Among the records that follow, count the lines with the string "name"; report only that count.
-- Start Stored records --
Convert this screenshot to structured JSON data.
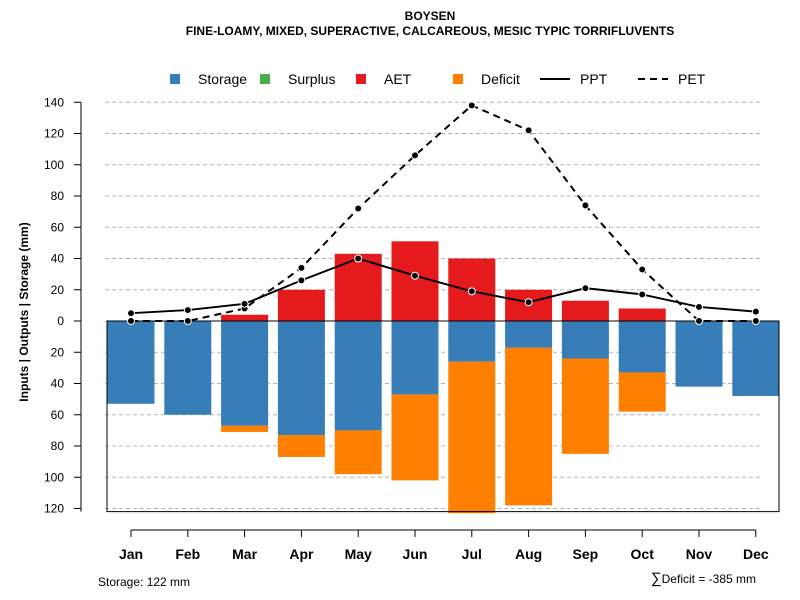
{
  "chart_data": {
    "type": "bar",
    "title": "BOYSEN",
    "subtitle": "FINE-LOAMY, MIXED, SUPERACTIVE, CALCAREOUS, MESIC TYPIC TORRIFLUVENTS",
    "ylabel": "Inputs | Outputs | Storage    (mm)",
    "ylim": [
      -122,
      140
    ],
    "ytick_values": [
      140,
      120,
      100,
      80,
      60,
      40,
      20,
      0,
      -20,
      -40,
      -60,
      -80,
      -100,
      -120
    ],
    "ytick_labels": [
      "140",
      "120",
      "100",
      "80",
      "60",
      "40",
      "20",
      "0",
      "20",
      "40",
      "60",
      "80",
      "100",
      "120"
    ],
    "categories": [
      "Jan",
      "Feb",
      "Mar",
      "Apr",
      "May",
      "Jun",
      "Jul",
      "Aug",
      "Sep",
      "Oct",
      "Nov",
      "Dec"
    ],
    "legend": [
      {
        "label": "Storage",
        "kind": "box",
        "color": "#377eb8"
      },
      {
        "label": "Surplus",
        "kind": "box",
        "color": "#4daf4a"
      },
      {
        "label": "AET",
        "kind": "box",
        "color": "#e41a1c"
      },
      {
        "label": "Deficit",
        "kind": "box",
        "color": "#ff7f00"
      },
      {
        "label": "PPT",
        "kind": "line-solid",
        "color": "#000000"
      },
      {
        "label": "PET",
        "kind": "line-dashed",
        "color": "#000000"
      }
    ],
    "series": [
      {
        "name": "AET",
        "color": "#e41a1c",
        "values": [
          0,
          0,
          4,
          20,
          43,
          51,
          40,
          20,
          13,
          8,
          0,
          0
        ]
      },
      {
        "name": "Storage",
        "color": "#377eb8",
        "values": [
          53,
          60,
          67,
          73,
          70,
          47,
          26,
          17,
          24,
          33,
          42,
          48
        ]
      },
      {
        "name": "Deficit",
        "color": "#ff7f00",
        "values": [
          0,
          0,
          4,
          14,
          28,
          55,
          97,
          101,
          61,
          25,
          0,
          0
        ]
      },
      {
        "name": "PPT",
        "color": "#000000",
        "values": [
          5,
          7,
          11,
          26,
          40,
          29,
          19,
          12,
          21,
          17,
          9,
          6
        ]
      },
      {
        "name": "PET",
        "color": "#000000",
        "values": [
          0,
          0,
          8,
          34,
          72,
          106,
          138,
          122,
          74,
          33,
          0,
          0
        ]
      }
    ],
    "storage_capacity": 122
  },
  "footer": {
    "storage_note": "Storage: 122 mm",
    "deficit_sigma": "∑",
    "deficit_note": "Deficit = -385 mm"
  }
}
-- End Stored records --
[Written response] 5